SOURCE DATA:
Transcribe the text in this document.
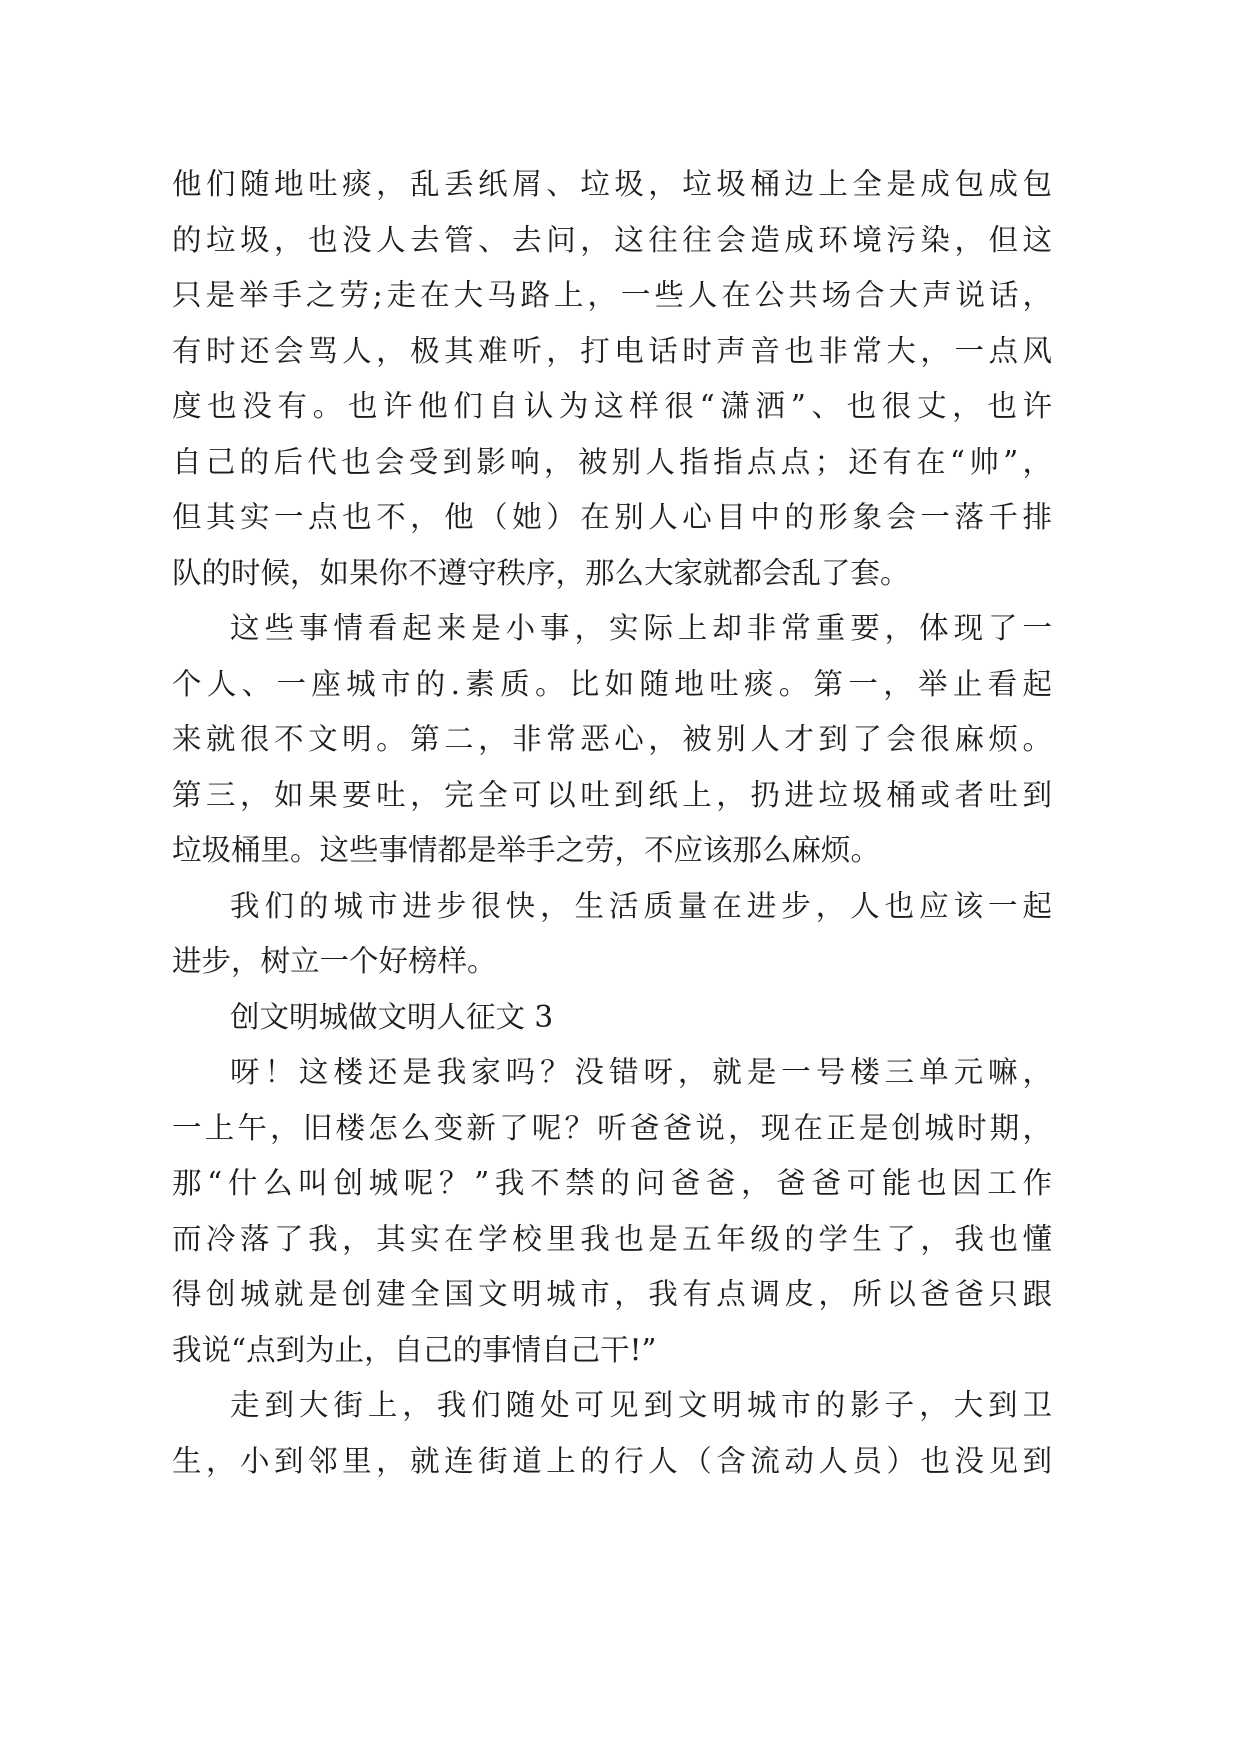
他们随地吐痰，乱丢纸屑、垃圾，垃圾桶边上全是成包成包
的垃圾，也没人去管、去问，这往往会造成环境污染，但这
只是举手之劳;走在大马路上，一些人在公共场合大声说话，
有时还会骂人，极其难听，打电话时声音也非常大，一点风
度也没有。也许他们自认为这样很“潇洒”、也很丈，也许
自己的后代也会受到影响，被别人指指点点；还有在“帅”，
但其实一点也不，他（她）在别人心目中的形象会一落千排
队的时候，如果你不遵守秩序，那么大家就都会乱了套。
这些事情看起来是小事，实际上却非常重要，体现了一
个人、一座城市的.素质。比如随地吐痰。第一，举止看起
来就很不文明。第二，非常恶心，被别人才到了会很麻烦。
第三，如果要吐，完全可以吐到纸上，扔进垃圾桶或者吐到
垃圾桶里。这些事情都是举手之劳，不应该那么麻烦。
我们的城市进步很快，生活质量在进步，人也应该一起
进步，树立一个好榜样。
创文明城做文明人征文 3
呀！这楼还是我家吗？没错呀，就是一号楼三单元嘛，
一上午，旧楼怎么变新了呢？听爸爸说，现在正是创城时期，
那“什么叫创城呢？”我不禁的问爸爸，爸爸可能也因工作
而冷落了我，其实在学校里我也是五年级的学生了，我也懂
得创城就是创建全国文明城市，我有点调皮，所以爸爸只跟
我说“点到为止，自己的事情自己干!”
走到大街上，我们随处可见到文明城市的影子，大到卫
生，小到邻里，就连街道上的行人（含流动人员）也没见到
---
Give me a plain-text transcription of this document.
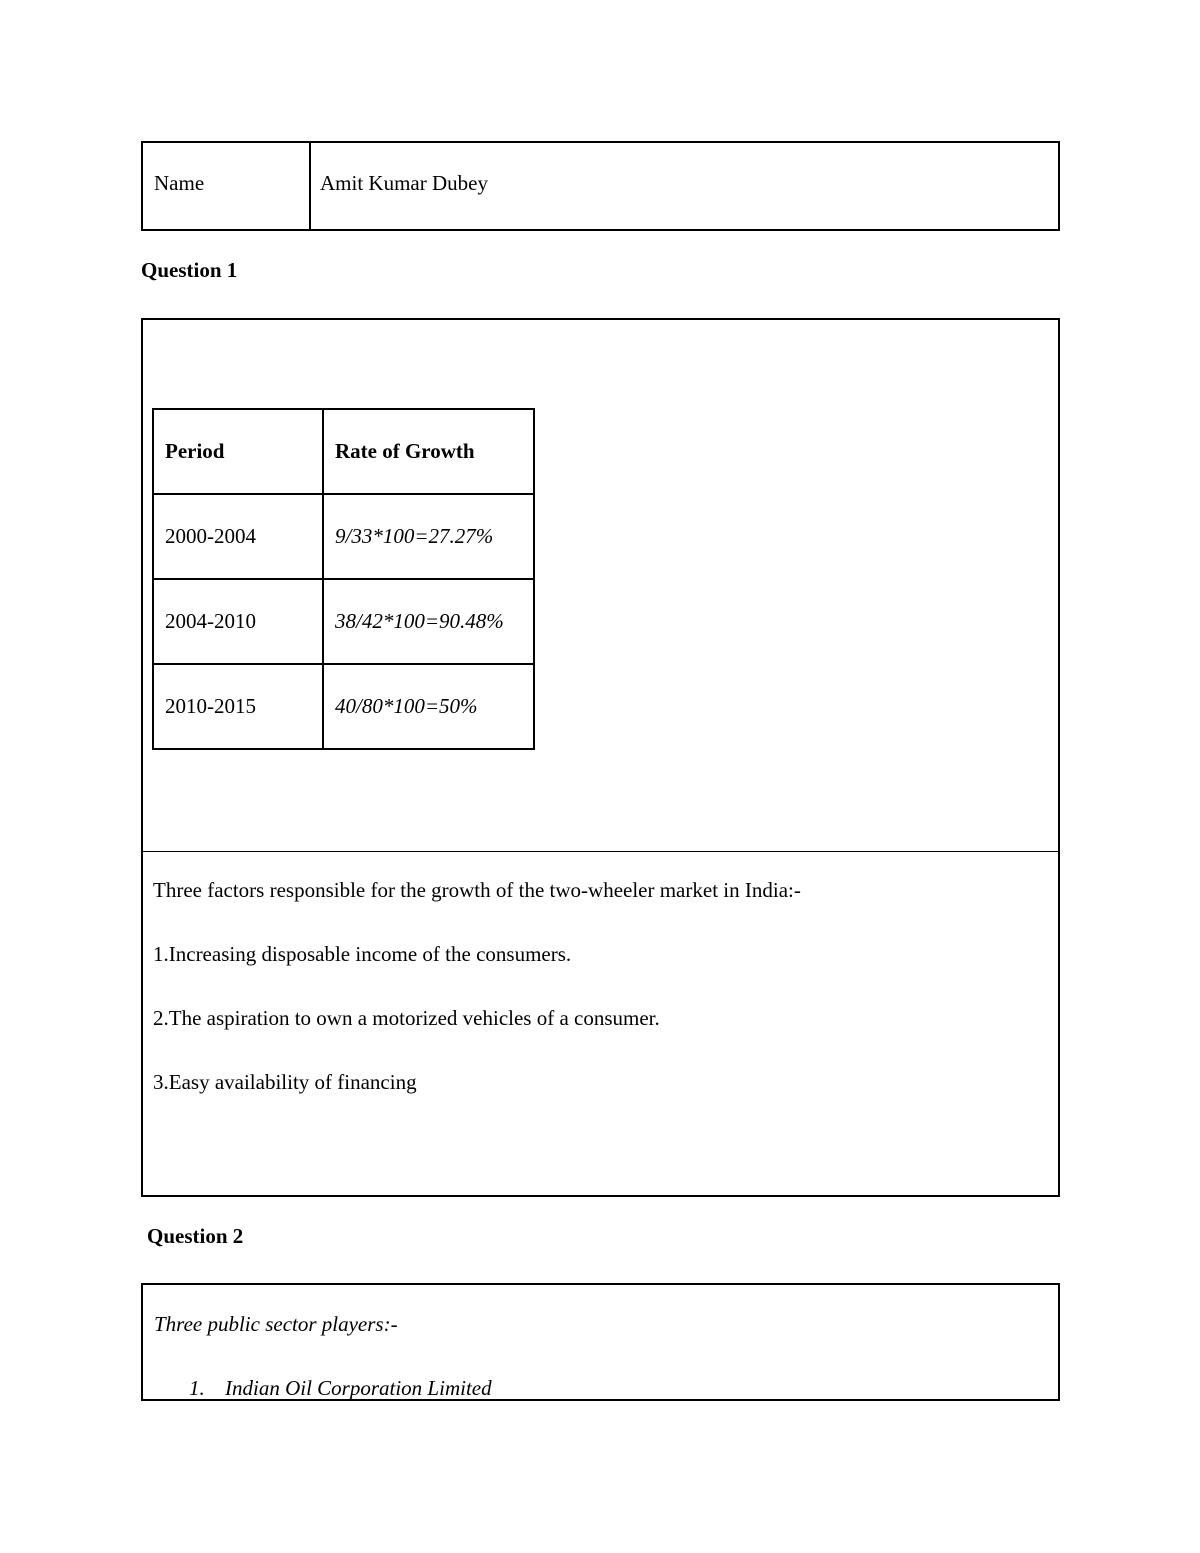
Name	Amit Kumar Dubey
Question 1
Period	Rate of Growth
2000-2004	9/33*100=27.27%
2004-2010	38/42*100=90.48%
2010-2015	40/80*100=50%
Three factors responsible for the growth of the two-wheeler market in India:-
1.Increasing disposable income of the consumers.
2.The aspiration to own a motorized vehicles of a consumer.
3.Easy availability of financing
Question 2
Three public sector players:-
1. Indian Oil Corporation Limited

SHORT TASK: Looking at the material above, count the lines that hold "document" and give the total alone.

TASK ANSWER: 2